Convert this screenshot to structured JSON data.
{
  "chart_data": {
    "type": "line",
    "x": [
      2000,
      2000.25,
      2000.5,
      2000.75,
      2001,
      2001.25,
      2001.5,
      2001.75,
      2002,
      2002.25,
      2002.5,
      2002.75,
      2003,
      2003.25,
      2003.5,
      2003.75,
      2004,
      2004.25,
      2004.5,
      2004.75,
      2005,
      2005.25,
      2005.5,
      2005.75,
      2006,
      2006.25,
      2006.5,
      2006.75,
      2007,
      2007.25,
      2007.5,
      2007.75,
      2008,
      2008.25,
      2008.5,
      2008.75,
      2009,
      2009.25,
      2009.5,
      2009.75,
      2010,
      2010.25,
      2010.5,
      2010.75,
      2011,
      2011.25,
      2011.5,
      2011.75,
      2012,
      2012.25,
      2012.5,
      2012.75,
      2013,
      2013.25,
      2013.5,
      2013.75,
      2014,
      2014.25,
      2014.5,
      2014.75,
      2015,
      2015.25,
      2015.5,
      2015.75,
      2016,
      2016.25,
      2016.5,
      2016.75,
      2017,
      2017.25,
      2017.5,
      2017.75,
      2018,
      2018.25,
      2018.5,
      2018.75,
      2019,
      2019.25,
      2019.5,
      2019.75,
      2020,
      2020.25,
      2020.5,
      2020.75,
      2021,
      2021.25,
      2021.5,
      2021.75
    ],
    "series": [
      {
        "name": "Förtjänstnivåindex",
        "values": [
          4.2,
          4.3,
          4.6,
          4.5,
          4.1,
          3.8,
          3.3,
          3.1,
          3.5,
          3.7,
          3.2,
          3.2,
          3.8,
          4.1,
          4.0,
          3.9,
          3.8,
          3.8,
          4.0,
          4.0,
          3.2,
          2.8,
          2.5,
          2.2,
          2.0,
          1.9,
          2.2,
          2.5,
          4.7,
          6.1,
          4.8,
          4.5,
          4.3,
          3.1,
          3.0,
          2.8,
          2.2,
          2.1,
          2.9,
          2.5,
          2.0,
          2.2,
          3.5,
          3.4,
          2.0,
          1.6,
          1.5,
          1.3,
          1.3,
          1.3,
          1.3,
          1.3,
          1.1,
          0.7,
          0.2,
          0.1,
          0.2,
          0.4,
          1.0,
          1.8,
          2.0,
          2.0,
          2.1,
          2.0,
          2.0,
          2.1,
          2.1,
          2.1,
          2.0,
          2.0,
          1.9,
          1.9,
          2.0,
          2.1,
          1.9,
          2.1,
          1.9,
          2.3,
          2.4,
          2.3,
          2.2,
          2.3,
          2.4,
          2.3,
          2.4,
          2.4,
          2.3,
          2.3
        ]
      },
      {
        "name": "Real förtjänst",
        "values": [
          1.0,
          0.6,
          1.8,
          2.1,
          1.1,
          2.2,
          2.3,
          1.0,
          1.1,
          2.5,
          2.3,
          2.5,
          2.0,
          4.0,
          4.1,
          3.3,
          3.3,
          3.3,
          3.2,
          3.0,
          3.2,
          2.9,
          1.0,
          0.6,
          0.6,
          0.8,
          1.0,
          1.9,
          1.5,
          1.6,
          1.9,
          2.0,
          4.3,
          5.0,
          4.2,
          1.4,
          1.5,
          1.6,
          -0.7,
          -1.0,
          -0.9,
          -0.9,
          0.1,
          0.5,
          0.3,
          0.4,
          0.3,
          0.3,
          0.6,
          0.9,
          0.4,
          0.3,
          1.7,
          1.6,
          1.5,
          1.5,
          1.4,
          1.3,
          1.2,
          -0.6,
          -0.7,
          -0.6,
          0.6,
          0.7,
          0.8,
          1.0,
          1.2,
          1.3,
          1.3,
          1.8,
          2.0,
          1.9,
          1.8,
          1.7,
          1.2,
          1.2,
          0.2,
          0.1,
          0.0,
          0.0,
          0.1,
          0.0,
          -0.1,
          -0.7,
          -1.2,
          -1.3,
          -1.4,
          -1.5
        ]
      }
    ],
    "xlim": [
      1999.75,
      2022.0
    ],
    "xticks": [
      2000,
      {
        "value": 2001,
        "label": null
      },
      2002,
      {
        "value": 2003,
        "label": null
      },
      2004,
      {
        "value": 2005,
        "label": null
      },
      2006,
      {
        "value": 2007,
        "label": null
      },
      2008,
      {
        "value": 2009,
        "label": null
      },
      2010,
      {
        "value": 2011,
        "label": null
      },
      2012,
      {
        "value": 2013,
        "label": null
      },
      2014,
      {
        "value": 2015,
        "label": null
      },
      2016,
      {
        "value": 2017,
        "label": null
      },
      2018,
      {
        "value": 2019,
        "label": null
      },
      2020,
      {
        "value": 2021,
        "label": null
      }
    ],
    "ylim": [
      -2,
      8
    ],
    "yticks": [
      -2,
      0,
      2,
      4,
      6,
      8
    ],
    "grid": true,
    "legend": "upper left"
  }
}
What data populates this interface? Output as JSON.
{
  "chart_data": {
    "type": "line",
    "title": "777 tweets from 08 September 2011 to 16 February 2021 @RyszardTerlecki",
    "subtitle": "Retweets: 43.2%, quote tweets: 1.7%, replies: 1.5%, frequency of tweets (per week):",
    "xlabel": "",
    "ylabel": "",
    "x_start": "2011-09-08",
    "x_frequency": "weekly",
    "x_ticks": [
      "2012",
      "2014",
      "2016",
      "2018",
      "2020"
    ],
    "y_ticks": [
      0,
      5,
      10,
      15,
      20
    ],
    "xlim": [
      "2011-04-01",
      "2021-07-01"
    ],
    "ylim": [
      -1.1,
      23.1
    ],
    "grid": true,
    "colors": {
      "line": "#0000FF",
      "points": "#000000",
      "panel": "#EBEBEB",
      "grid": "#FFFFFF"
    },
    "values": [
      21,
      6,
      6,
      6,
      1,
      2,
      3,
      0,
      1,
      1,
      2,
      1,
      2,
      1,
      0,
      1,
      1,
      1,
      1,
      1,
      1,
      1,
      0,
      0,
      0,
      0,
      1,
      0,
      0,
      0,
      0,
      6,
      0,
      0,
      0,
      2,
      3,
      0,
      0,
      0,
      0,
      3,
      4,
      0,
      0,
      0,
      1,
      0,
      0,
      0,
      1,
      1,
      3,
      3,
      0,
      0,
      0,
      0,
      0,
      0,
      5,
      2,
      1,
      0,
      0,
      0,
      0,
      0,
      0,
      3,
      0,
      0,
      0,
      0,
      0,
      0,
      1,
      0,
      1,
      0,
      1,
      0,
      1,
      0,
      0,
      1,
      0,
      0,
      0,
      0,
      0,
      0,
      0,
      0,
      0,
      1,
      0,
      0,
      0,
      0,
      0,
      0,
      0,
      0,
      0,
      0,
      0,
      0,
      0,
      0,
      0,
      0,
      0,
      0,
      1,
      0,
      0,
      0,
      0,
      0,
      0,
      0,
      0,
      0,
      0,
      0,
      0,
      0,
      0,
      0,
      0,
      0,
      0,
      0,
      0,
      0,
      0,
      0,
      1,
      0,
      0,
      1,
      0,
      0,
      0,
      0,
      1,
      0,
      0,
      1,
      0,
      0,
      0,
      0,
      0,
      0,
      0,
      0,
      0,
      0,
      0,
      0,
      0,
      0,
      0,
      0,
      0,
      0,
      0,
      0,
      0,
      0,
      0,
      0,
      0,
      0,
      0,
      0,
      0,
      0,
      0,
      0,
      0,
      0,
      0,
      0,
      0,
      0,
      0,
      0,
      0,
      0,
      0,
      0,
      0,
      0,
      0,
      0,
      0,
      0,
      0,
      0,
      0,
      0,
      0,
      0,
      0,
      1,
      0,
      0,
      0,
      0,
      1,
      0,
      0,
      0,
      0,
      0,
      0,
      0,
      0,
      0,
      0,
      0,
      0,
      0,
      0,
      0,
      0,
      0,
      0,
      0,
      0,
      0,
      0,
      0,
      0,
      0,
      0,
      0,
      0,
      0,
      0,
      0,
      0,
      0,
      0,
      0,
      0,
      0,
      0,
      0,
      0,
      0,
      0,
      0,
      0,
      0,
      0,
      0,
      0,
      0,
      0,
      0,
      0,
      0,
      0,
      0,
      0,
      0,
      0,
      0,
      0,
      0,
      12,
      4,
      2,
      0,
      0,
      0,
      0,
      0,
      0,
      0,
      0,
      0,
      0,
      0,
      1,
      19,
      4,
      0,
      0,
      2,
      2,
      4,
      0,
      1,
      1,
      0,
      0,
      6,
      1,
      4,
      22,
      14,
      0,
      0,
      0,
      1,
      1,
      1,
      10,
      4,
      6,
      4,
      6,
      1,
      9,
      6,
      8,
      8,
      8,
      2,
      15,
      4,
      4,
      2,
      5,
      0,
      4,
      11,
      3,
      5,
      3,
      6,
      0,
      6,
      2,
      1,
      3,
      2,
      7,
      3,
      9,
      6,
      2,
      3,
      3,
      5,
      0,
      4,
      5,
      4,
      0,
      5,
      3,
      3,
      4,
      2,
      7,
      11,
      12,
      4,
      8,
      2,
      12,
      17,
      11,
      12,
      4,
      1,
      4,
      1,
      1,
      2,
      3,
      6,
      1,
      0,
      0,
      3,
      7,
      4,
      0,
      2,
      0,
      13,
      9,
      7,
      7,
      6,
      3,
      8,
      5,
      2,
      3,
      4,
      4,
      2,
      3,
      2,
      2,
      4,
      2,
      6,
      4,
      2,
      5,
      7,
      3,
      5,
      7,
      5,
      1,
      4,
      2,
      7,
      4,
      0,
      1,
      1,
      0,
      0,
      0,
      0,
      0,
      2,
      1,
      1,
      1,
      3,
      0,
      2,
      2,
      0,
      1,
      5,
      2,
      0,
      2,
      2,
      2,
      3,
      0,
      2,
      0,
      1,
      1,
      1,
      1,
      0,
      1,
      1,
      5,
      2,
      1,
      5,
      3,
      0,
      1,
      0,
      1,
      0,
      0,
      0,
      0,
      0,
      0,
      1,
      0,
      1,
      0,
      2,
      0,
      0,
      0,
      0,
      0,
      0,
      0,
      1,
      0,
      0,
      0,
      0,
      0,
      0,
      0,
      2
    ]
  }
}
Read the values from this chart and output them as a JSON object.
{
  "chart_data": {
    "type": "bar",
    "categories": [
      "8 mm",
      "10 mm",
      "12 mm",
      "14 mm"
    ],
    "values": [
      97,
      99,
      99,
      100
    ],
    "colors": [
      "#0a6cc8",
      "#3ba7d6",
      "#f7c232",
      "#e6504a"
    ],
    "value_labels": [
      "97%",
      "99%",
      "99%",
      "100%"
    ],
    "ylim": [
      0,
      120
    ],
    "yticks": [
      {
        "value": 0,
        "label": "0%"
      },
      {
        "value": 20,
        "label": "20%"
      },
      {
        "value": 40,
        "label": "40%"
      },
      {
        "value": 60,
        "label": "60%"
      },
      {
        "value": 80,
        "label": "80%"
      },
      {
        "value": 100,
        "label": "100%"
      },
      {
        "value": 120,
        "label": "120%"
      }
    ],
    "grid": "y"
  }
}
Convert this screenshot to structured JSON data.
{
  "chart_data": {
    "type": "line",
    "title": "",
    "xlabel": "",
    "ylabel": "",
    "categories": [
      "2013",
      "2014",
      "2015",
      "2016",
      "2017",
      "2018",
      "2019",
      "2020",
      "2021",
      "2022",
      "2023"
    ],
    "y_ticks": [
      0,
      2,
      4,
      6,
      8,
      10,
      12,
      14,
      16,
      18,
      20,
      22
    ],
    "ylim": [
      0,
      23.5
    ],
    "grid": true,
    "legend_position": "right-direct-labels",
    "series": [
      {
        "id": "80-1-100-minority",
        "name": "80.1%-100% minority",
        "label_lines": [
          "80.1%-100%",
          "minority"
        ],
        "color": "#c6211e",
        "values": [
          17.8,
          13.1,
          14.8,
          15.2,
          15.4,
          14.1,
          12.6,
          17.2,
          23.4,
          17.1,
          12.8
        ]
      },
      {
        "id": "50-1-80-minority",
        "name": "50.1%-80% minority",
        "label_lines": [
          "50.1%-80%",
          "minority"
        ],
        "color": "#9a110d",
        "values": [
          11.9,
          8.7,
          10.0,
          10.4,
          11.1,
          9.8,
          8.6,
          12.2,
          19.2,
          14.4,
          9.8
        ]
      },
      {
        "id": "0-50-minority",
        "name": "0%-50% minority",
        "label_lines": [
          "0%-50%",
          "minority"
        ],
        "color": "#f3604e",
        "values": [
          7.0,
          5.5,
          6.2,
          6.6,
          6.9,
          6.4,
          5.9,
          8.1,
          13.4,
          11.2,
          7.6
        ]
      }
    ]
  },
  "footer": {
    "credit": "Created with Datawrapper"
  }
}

● WHAT IS NEEDED
Gather each line holding the string "minority".

● ANSWER
        "id": "80-1-100-minority",
        "name": "80.1%-100% minority",
          "minority"
        "id": "50-1-80-minority",
        "name": "50.1%-80% minority",
          "minority"
        "id": "0-50-minority",
        "name": "0%-50% minority",
          "minority"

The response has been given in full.